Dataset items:
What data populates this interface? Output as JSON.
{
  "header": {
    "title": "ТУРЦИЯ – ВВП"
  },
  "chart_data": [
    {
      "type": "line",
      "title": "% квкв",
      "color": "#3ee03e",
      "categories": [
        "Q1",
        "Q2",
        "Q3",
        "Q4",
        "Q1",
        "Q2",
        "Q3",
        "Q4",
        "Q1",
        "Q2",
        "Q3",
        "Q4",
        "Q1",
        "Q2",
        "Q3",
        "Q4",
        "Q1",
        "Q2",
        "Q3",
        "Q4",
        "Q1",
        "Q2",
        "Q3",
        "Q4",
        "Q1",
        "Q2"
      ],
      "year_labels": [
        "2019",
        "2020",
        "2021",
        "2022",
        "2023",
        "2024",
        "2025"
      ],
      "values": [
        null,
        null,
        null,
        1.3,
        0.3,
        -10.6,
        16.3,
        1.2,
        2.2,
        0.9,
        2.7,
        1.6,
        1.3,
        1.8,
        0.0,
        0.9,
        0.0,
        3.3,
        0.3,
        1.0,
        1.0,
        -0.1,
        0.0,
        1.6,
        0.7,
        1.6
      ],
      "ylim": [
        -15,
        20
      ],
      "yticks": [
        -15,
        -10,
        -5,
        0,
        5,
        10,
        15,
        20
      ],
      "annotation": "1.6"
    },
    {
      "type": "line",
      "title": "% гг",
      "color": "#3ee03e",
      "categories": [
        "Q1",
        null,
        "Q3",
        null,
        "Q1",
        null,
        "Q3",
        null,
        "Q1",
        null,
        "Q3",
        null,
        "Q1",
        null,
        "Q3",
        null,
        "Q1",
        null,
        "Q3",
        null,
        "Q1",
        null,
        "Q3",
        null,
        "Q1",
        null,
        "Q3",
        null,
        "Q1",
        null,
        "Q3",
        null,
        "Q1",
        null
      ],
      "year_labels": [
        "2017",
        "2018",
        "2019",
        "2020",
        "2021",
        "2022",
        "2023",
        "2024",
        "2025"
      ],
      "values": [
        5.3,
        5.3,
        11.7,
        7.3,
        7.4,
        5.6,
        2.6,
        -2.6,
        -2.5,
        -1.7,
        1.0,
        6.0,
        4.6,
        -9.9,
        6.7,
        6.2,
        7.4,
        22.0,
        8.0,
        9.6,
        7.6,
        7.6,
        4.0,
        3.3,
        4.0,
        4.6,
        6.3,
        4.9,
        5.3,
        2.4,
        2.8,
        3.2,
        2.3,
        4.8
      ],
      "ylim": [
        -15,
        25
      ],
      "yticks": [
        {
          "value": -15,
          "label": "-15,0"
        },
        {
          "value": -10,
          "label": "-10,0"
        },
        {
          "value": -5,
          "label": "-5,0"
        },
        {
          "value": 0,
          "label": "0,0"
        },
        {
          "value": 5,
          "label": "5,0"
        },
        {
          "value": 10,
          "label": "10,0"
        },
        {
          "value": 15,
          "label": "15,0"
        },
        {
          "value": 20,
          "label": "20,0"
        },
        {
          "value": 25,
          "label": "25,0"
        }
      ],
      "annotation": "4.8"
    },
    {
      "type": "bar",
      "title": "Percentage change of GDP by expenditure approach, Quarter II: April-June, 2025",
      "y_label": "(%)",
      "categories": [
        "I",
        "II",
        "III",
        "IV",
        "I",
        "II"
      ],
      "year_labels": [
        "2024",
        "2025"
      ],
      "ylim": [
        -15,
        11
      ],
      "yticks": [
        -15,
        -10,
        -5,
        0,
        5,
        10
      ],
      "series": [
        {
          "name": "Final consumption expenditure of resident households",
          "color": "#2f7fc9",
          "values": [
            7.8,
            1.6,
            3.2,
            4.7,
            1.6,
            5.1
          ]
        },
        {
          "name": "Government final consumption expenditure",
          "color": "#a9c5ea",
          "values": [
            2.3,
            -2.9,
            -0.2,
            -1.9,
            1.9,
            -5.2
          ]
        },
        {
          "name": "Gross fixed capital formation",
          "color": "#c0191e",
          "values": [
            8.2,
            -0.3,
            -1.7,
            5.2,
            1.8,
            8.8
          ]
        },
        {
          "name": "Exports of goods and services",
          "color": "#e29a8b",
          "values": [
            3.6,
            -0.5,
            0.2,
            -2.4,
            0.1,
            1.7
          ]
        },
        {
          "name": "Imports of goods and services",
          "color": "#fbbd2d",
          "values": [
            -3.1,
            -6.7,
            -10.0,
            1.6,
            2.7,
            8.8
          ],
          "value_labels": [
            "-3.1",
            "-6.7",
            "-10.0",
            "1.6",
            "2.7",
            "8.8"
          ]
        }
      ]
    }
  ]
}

#### Given task:
Write out each line of the data above again, exactly as given.

#### Written reply:
What data populates this interface? Output as JSON.
{
  "header": {
    "title": "ТУРЦИЯ – ВВП"
  },
  "chart_data": [
    {
      "type": "line",
      "title": "% квкв",
      "color": "#3ee03e",
      "categories": [
        "Q1",
        "Q2",
        "Q3",
        "Q4",
        "Q1",
        "Q2",
        "Q3",
        "Q4",
        "Q1",
        "Q2",
        "Q3",
        "Q4",
        "Q1",
        "Q2",
        "Q3",
        "Q4",
        "Q1",
        "Q2",
        "Q3",
        "Q4",
        "Q1",
        "Q2",
        "Q3",
        "Q4",
        "Q1",
        "Q2"
      ],
      "year_labels": [
        "2019",
        "2020",
        "2021",
        "2022",
        "2023",
        "2024",
        "2025"
      ],
      "values": [
        null,
        null,
        null,
        1.3,
        0.3,
        -10.6,
        16.3,
        1.2,
        2.2,
        0.9,
        2.7,
        1.6,
        1.3,
        1.8,
        0.0,
        0.9,
        0.0,
        3.3,
        0.3,
        1.0,
        1.0,
        -0.1,
        0.0,
        1.6,
        0.7,
        1.6
      ],
      "ylim": [
        -15,
        20
      ],
      "yticks": [
        -15,
        -10,
        -5,
        0,
        5,
        10,
        15,
        20
      ],
      "annotation": "1.6"
    },
    {
      "type": "line",
      "title": "% гг",
      "color": "#3ee03e",
      "categories": [
        "Q1",
        null,
        "Q3",
        null,
        "Q1",
        null,
        "Q3",
        null,
        "Q1",
        null,
        "Q3",
        null,
        "Q1",
        null,
        "Q3",
        null,
        "Q1",
        null,
        "Q3",
        null,
        "Q1",
        null,
        "Q3",
        null,
        "Q1",
        null,
        "Q3",
        null,
        "Q1",
        null,
        "Q3",
        null,
        "Q1",
        null
      ],
      "year_labels": [
        "2017",
        "2018",
        "2019",
        "2020",
        "2021",
        "2022",
        "2023",
        "2024",
        "2025"
      ],
      "values": [
        5.3,
        5.3,
        11.7,
        7.3,
        7.4,
        5.6,
        2.6,
        -2.6,
        -2.5,
        -1.7,
        1.0,
        6.0,
        4.6,
        -9.9,
        6.7,
        6.2,
        7.4,
        22.0,
        8.0,
        9.6,
        7.6,
        7.6,
        4.0,
        3.3,
        4.0,
        4.6,
        6.3,
        4.9,
        5.3,
        2.4,
        2.8,
        3.2,
        2.3,
        4.8
      ],
      "ylim": [
        -15,
        25
      ],
      "yticks": [
        {
          "value": -15,
          "label": "-15,0"
        },
        {
          "value": -10,
          "label": "-10,0"
        },
        {
          "value": -5,
          "label": "-5,0"
        },
        {
          "value": 0,
          "label": "0,0"
        },
        {
          "value": 5,
          "label": "5,0"
        },
        {
          "value": 10,
          "label": "10,0"
        },
        {
          "value": 15,
          "label": "15,0"
        },
        {
          "value": 20,
          "label": "20,0"
        },
        {
          "value": 25,
          "label": "25,0"
        }
      ],
      "annotation": "4.8"
    },
    {
      "type": "bar",
      "title": "Percentage change of GDP by expenditure approach, Quarter II: April-June, 2025",
      "y_label": "(%)",
      "categories": [
        "I",
        "II",
        "III",
        "IV",
        "I",
        "II"
      ],
      "year_labels": [
        "2024",
        "2025"
      ],
      "ylim": [
        -15,
        11
      ],
      "yticks": [
        -15,
        -10,
        -5,
        0,
        5,
        10
      ],
      "series": [
        {
          "name": "Final consumption expenditure of resident households",
          "color": "#2f7fc9",
          "values": [
            7.8,
            1.6,
            3.2,
            4.7,
            1.6,
            5.1
          ]
        },
        {
          "name": "Government final consumption expenditure",
          "color": "#a9c5ea",
          "values": [
            2.3,
            -2.9,
            -0.2,
            -1.9,
            1.9,
            -5.2
          ]
        },
        {
          "name": "Gross fixed capital formation",
          "color": "#c0191e",
          "values": [
            8.2,
            -0.3,
            -1.7,
            5.2,
            1.8,
            8.8
          ]
        },
        {
          "name": "Exports of goods and services",
          "color": "#e29a8b",
          "values": [
            3.6,
            -0.5,
            0.2,
            -2.4,
            0.1,
            1.7
          ]
        },
        {
          "name": "Imports of goods and services",
          "color": "#fbbd2d",
          "values": [
            -3.1,
            -6.7,
            -10.0,
            1.6,
            2.7,
            8.8
          ],
          "value_labels": [
            "-3.1",
            "-6.7",
            "-10.0",
            "1.6",
            "2.7",
            "8.8"
          ]
        }
      ]
    }
  ]
}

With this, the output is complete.